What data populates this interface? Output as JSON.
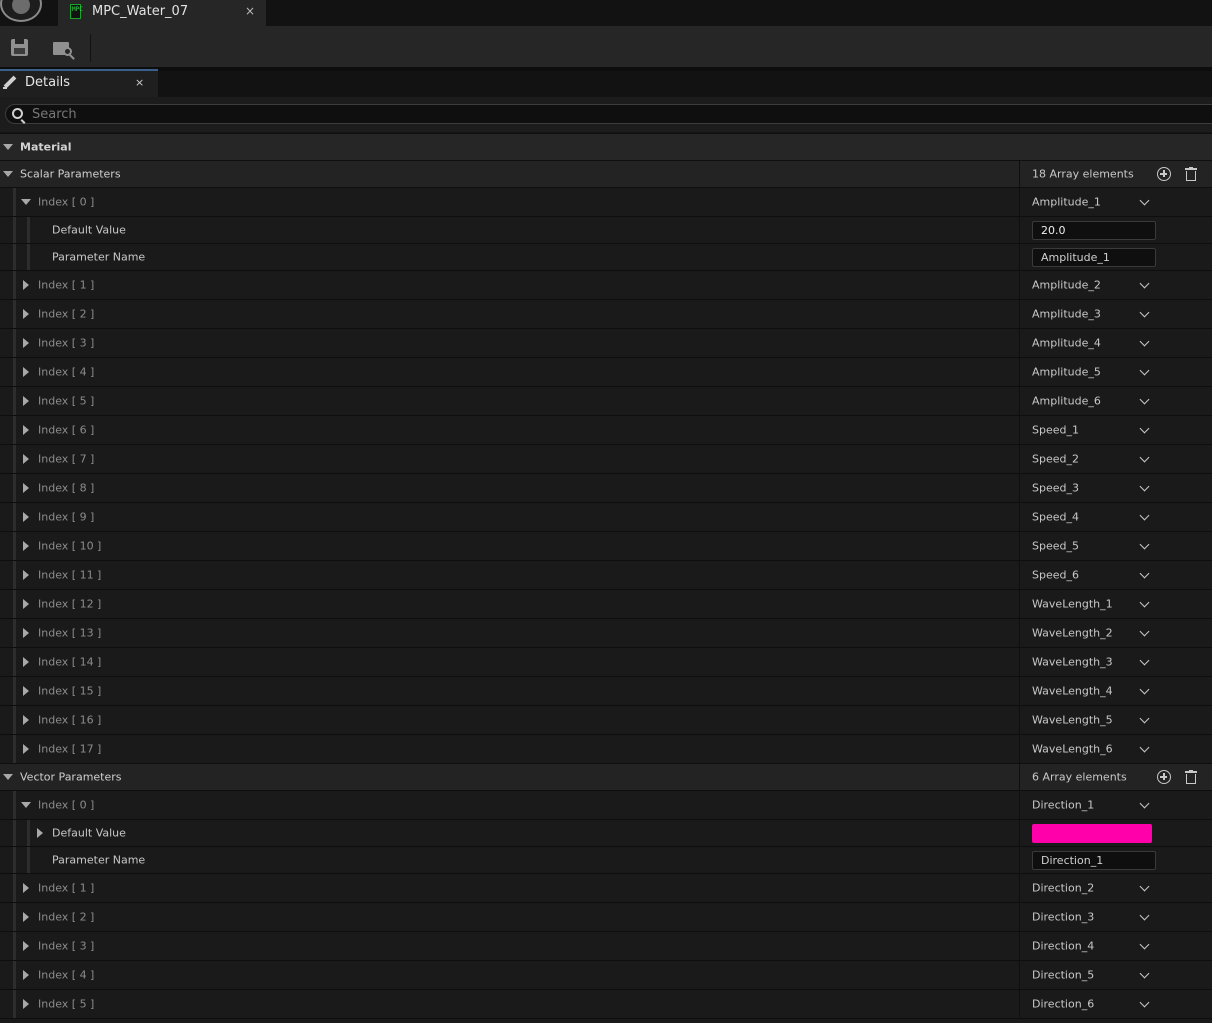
{
  "document_tab": {
    "title": "MPC_Water_07",
    "icon_text": "MPC",
    "close_glyph": "×"
  },
  "toolbar": {
    "save_icon": "save-icon",
    "browse_icon": "browse-content-icon"
  },
  "details_tab": {
    "label": "Details",
    "close_glyph": "×"
  },
  "search": {
    "placeholder": "Search"
  },
  "material": {
    "label": "Material"
  },
  "scalar": {
    "label": "Scalar Parameters",
    "count": "18 Array elements",
    "expanded": {
      "index": "Index [ 0 ]",
      "name": "Amplitude_1",
      "default_label": "Default Value",
      "default_value": "20.0",
      "param_label": "Parameter Name",
      "param_value": "Amplitude_1"
    },
    "items": [
      {
        "index": "Index [ 1 ]",
        "name": "Amplitude_2"
      },
      {
        "index": "Index [ 2 ]",
        "name": "Amplitude_3"
      },
      {
        "index": "Index [ 3 ]",
        "name": "Amplitude_4"
      },
      {
        "index": "Index [ 4 ]",
        "name": "Amplitude_5"
      },
      {
        "index": "Index [ 5 ]",
        "name": "Amplitude_6"
      },
      {
        "index": "Index [ 6 ]",
        "name": "Speed_1"
      },
      {
        "index": "Index [ 7 ]",
        "name": "Speed_2"
      },
      {
        "index": "Index [ 8 ]",
        "name": "Speed_3"
      },
      {
        "index": "Index [ 9 ]",
        "name": "Speed_4"
      },
      {
        "index": "Index [ 10 ]",
        "name": "Speed_5"
      },
      {
        "index": "Index [ 11 ]",
        "name": "Speed_6"
      },
      {
        "index": "Index [ 12 ]",
        "name": "WaveLength_1"
      },
      {
        "index": "Index [ 13 ]",
        "name": "WaveLength_2"
      },
      {
        "index": "Index [ 14 ]",
        "name": "WaveLength_3"
      },
      {
        "index": "Index [ 15 ]",
        "name": "WaveLength_4"
      },
      {
        "index": "Index [ 16 ]",
        "name": "WaveLength_5"
      },
      {
        "index": "Index [ 17 ]",
        "name": "WaveLength_6"
      }
    ]
  },
  "vector": {
    "label": "Vector Parameters",
    "count": "6 Array elements",
    "expanded": {
      "index": "Index [ 0 ]",
      "name": "Direction_1",
      "default_label": "Default Value",
      "default_color": "#ff00aa",
      "param_label": "Parameter Name",
      "param_value": "Direction_1"
    },
    "items": [
      {
        "index": "Index [ 1 ]",
        "name": "Direction_2"
      },
      {
        "index": "Index [ 2 ]",
        "name": "Direction_3"
      },
      {
        "index": "Index [ 3 ]",
        "name": "Direction_4"
      },
      {
        "index": "Index [ 4 ]",
        "name": "Direction_5"
      },
      {
        "index": "Index [ 5 ]",
        "name": "Direction_6"
      }
    ]
  }
}
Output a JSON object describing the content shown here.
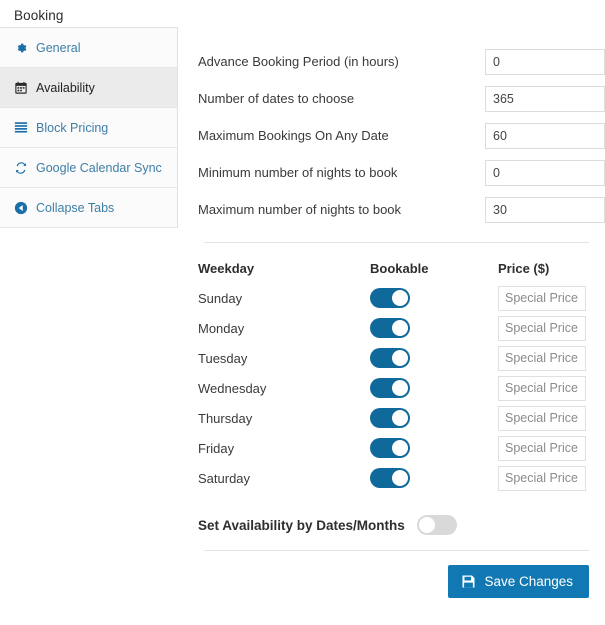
{
  "header": {
    "title": "Booking"
  },
  "sidebar": {
    "items": [
      {
        "label": "General",
        "icon": "gear-icon",
        "active": false
      },
      {
        "label": "Availability",
        "icon": "calendar-icon",
        "active": true
      },
      {
        "label": "Block Pricing",
        "icon": "list-bars-icon",
        "active": false
      },
      {
        "label": "Google Calendar Sync",
        "icon": "sync-refresh-icon",
        "active": false
      },
      {
        "label": "Collapse Tabs",
        "icon": "circle-caret-left-icon",
        "active": false
      }
    ]
  },
  "main": {
    "fields": [
      {
        "label": "Advance Booking Period (in hours)",
        "value": "0"
      },
      {
        "label": "Number of dates to choose",
        "value": "365"
      },
      {
        "label": "Maximum Bookings On Any Date",
        "value": "60"
      },
      {
        "label": "Minimum number of nights to book",
        "value": "0"
      },
      {
        "label": "Maximum number of nights to book",
        "value": "30"
      }
    ],
    "weekday_table": {
      "headers": {
        "day": "Weekday",
        "bookable": "Bookable",
        "price": "Price ($)"
      },
      "price_placeholder": "Special Price",
      "rows": [
        {
          "day": "Sunday",
          "bookable": true,
          "price": ""
        },
        {
          "day": "Monday",
          "bookable": true,
          "price": ""
        },
        {
          "day": "Tuesday",
          "bookable": true,
          "price": ""
        },
        {
          "day": "Wednesday",
          "bookable": true,
          "price": ""
        },
        {
          "day": "Thursday",
          "bookable": true,
          "price": ""
        },
        {
          "day": "Friday",
          "bookable": true,
          "price": ""
        },
        {
          "day": "Saturday",
          "bookable": true,
          "price": ""
        }
      ]
    },
    "availability_toggle": {
      "label": "Set Availability by Dates/Months",
      "on": false
    },
    "save_button": {
      "label": "Save Changes",
      "icon": "floppy-save-icon"
    }
  },
  "colors": {
    "accent_blue": "#1278b3",
    "toggle_on": "#10699b",
    "toggle_off": "#d9d9d9",
    "sidebar_link": "#3d7ea6",
    "active_row_bg": "#ebebeb"
  }
}
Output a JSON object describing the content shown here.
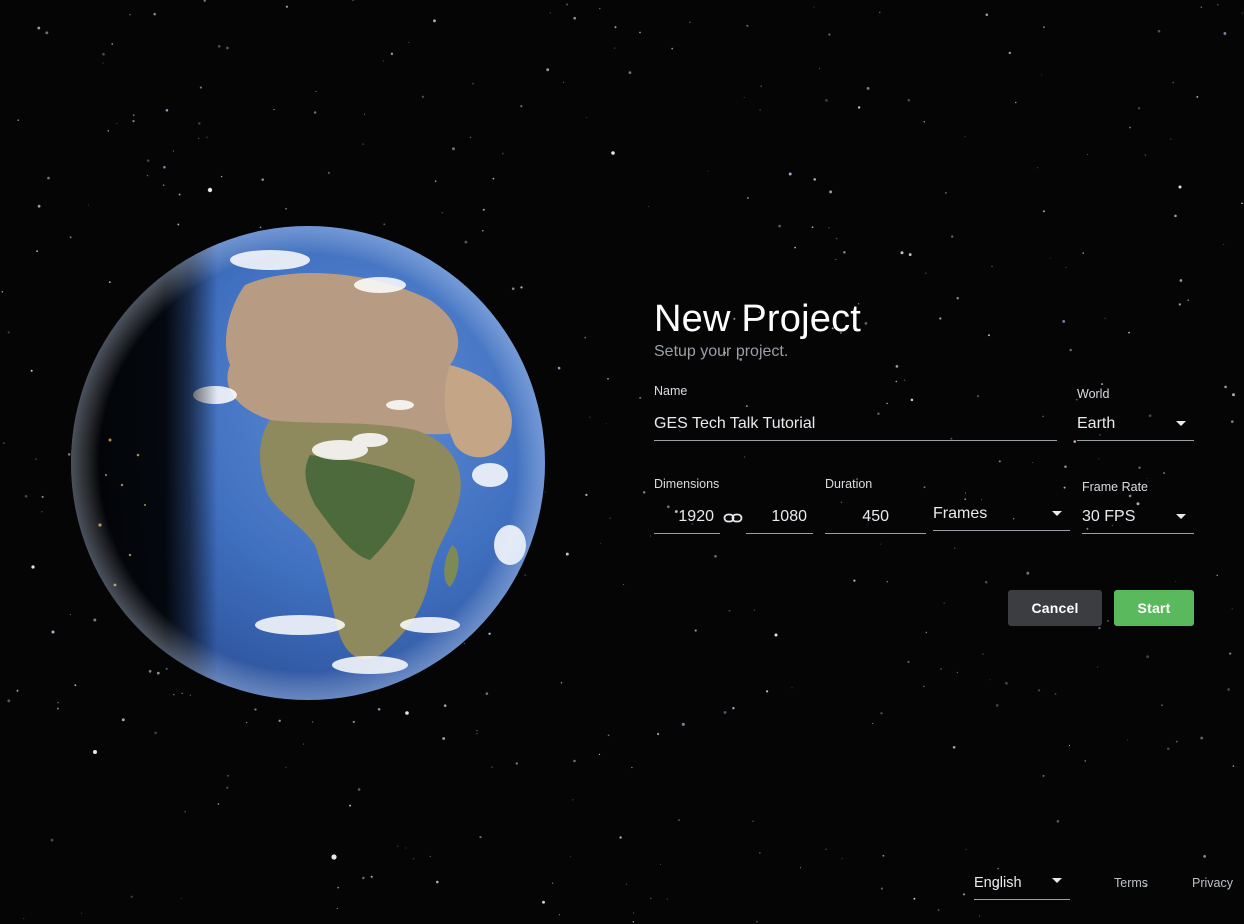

-- What is expected --
Within the listing above, copy each line that has the string "elements".

-- Output for this exercise --
    "count": "18 Array elements",
    "count": "6 Array elements",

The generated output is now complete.